-- START STORED ROWS --

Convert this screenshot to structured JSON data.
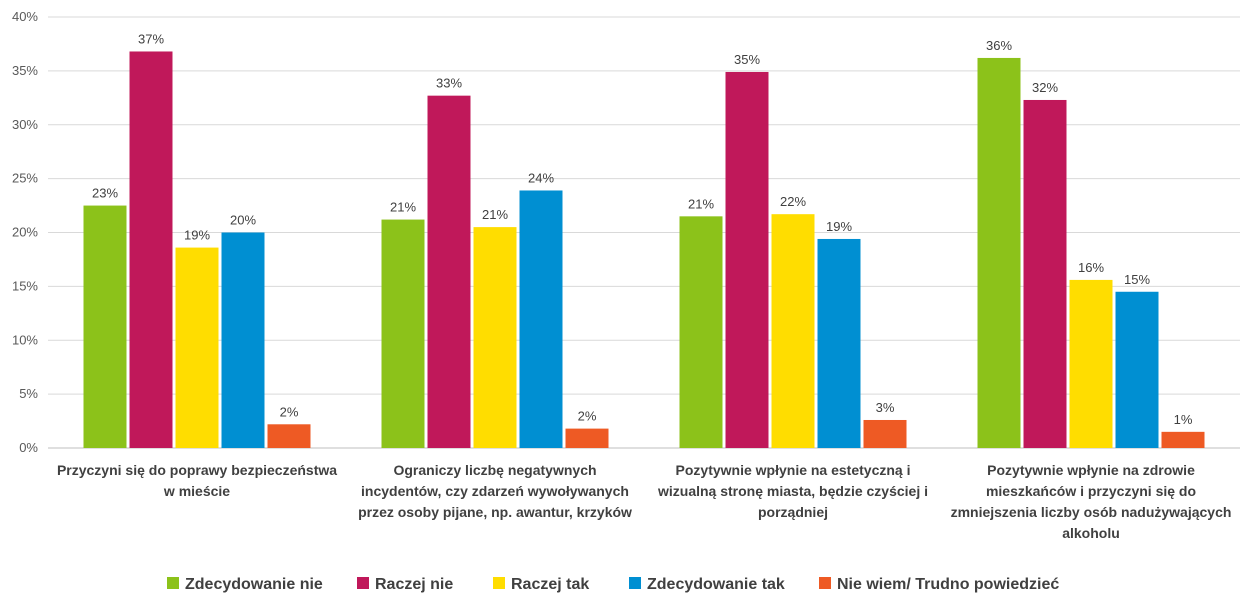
{
  "chart_data": {
    "type": "bar",
    "categories": [
      [
        "Przyczyni się do poprawy bezpieczeństwa",
        "w mieście"
      ],
      [
        "Ograniczy liczbę negatywnych",
        "incydentów, czy zdarzeń wywoływanych",
        "przez osoby pijane, np. awantur, krzyków"
      ],
      [
        "Pozytywnie wpłynie na estetyczną i",
        "wizualną stronę miasta, będzie czyściej i",
        "porządniej"
      ],
      [
        "Pozytywnie wpłynie na zdrowie",
        "mieszkańców i przyczyni się do",
        "zmniejszenia liczby osób nadużywających",
        "alkoholu"
      ]
    ],
    "series": [
      {
        "name": "Zdecydowanie nie",
        "color": "#8cc21a",
        "values": [
          22.5,
          21.2,
          21.5,
          36.2
        ],
        "labels": [
          "23%",
          "21%",
          "21%",
          "36%"
        ]
      },
      {
        "name": "Raczej nie",
        "color": "#c0185a",
        "values": [
          36.8,
          32.7,
          34.9,
          32.3
        ],
        "labels": [
          "37%",
          "33%",
          "35%",
          "32%"
        ]
      },
      {
        "name": "Raczej tak",
        "color": "#ffdd00",
        "values": [
          18.6,
          20.5,
          21.7,
          15.6
        ],
        "labels": [
          "19%",
          "21%",
          "22%",
          "16%"
        ]
      },
      {
        "name": "Zdecydowanie tak",
        "color": "#008fd2",
        "values": [
          20.0,
          23.9,
          19.4,
          14.5
        ],
        "labels": [
          "20%",
          "24%",
          "19%",
          "15%"
        ]
      },
      {
        "name": "Nie wiem/ Trudno powiedzieć",
        "color": "#ee5a24",
        "values": [
          2.2,
          1.8,
          2.6,
          1.5
        ],
        "labels": [
          "2%",
          "2%",
          "3%",
          "1%"
        ]
      }
    ],
    "ylim": [
      0,
      40
    ],
    "yticks": [
      0,
      5,
      10,
      15,
      20,
      25,
      30,
      35,
      40
    ],
    "ytick_labels": [
      "0%",
      "5%",
      "10%",
      "15%",
      "20%",
      "25%",
      "30%",
      "35%",
      "40%"
    ],
    "grid": true,
    "legend_position": "bottom"
  }
}
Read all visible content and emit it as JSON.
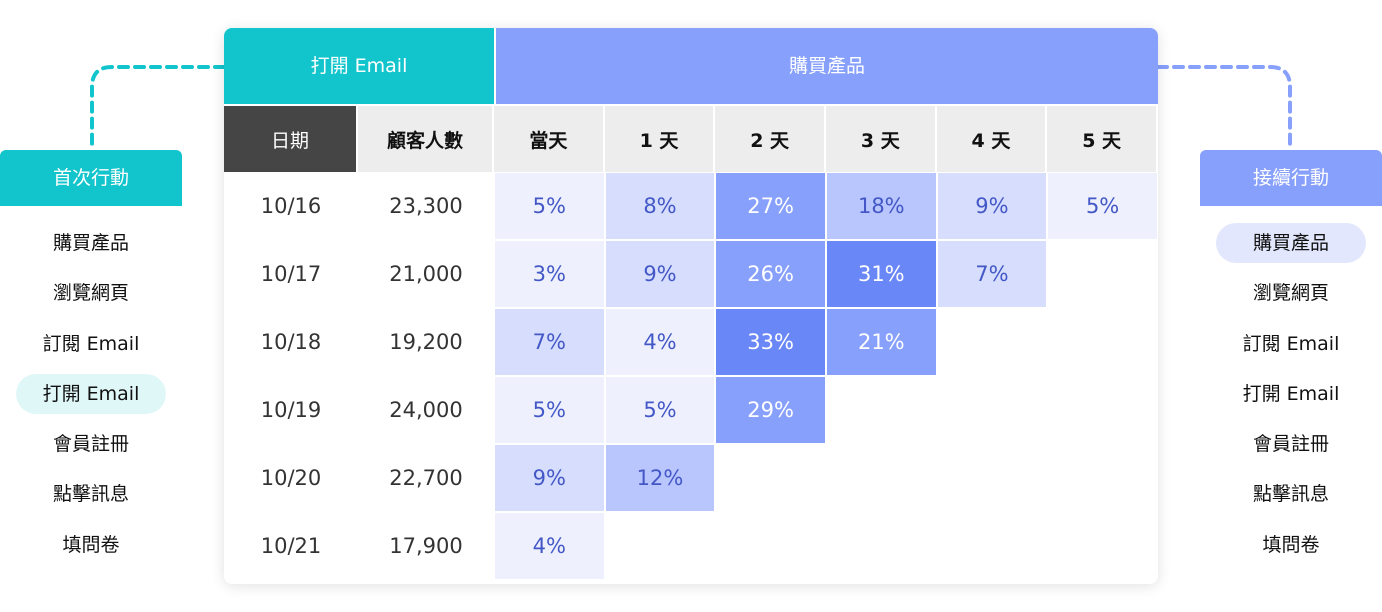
{
  "left_panel": {
    "title": "首次行動",
    "items": [
      "購買產品",
      "瀏覽網頁",
      "訂閱 Email",
      "打開 Email",
      "會員註冊",
      "點擊訊息",
      "填問卷"
    ],
    "active_index": 3,
    "accent": "#12c5cc"
  },
  "right_panel": {
    "title": "接續行動",
    "items": [
      "購買產品",
      "瀏覽網頁",
      "訂閱 Email",
      "打開 Email",
      "會員註冊",
      "點擊訊息",
      "填問卷"
    ],
    "active_index": 0,
    "accent": "#87a0fc"
  },
  "table": {
    "group_left": "打開 Email",
    "group_right": "購買產品",
    "headers": [
      "日期",
      "顧客人數",
      "當天",
      "1 天",
      "2 天",
      "3 天",
      "4 天",
      "5 天"
    ],
    "rows": [
      {
        "date": "10/16",
        "count": "23,300",
        "values": [
          "5%",
          "8%",
          "27%",
          "18%",
          "9%",
          "5%"
        ]
      },
      {
        "date": "10/17",
        "count": "21,000",
        "values": [
          "3%",
          "9%",
          "26%",
          "31%",
          "7%"
        ]
      },
      {
        "date": "10/18",
        "count": "19,200",
        "values": [
          "7%",
          "4%",
          "33%",
          "21%"
        ]
      },
      {
        "date": "10/19",
        "count": "24,000",
        "values": [
          "5%",
          "5%",
          "29%"
        ]
      },
      {
        "date": "10/20",
        "count": "22,700",
        "values": [
          "9%",
          "12%"
        ]
      },
      {
        "date": "10/21",
        "count": "17,900",
        "values": [
          "4%"
        ]
      }
    ]
  }
}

-- END STORED ROWS --

YOUR OBJECTIVE:
Skip every picture and transcribe the data above exactly.

EXERCISE OUTPUT:
Convert this screenshot to structured JSON data.
{
  "chart_data": {
    "type": "bar",
    "categories": [
      [
        "Przyczyni się do poprawy bezpieczeństwa",
        "w mieście"
      ],
      [
        "Ograniczy liczbę negatywnych",
        "incydentów, czy zdarzeń wywoływanych",
        "przez osoby pijane, np. awantur, krzyków"
      ],
      [
        "Pozytywnie wpłynie na estetyczną i",
        "wizualną stronę miasta, będzie czyściej i",
        "porządniej"
      ],
      [
        "Pozytywnie wpłynie na zdrowie",
        "mieszkańców i przyczyni się do",
        "zmniejszenia liczby osób nadużywających",
        "alkoholu"
      ]
    ],
    "series": [
      {
        "name": "Zdecydowanie nie",
        "color": "#8cc21a",
        "values": [
          22.5,
          21.2,
          21.5,
          36.2
        ],
        "labels": [
          "23%",
          "21%",
          "21%",
          "36%"
        ]
      },
      {
        "name": "Raczej nie",
        "color": "#c0185a",
        "values": [
          36.8,
          32.7,
          34.9,
          32.3
        ],
        "labels": [
          "37%",
          "33%",
          "35%",
          "32%"
        ]
      },
      {
        "name": "Raczej tak",
        "color": "#ffdd00",
        "values": [
          18.6,
          20.5,
          21.7,
          15.6
        ],
        "labels": [
          "19%",
          "21%",
          "22%",
          "16%"
        ]
      },
      {
        "name": "Zdecydowanie tak",
        "color": "#008fd2",
        "values": [
          20.0,
          23.9,
          19.4,
          14.5
        ],
        "labels": [
          "20%",
          "24%",
          "19%",
          "15%"
        ]
      },
      {
        "name": "Nie wiem/ Trudno powiedzieć",
        "color": "#ee5a24",
        "values": [
          2.2,
          1.8,
          2.6,
          1.5
        ],
        "labels": [
          "2%",
          "2%",
          "3%",
          "1%"
        ]
      }
    ],
    "ylim": [
      0,
      40
    ],
    "yticks": [
      0,
      5,
      10,
      15,
      20,
      25,
      30,
      35,
      40
    ],
    "ytick_labels": [
      "0%",
      "5%",
      "10%",
      "15%",
      "20%",
      "25%",
      "30%",
      "35%",
      "40%"
    ],
    "grid": true,
    "legend_position": "bottom"
  }
}
Read all visible content and emit it as JSON.
{
  "left_panel": {
    "title": "首次行動",
    "items": [
      "購買產品",
      "瀏覽網頁",
      "訂閱 Email",
      "打開 Email",
      "會員註冊",
      "點擊訊息",
      "填問卷"
    ],
    "active_index": 3,
    "accent": "#12c5cc"
  },
  "right_panel": {
    "title": "接續行動",
    "items": [
      "購買產品",
      "瀏覽網頁",
      "訂閱 Email",
      "打開 Email",
      "會員註冊",
      "點擊訊息",
      "填問卷"
    ],
    "active_index": 0,
    "accent": "#87a0fc"
  },
  "table": {
    "group_left": "打開 Email",
    "group_right": "購買產品",
    "headers": [
      "日期",
      "顧客人數",
      "當天",
      "1 天",
      "2 天",
      "3 天",
      "4 天",
      "5 天"
    ],
    "rows": [
      {
        "date": "10/16",
        "count": "23,300",
        "values": [
          "5%",
          "8%",
          "27%",
          "18%",
          "9%",
          "5%"
        ]
      },
      {
        "date": "10/17",
        "count": "21,000",
        "values": [
          "3%",
          "9%",
          "26%",
          "31%",
          "7%"
        ]
      },
      {
        "date": "10/18",
        "count": "19,200",
        "values": [
          "7%",
          "4%",
          "33%",
          "21%"
        ]
      },
      {
        "date": "10/19",
        "count": "24,000",
        "values": [
          "5%",
          "5%",
          "29%"
        ]
      },
      {
        "date": "10/20",
        "count": "22,700",
        "values": [
          "9%",
          "12%"
        ]
      },
      {
        "date": "10/21",
        "count": "17,900",
        "values": [
          "4%"
        ]
      }
    ]
  }
}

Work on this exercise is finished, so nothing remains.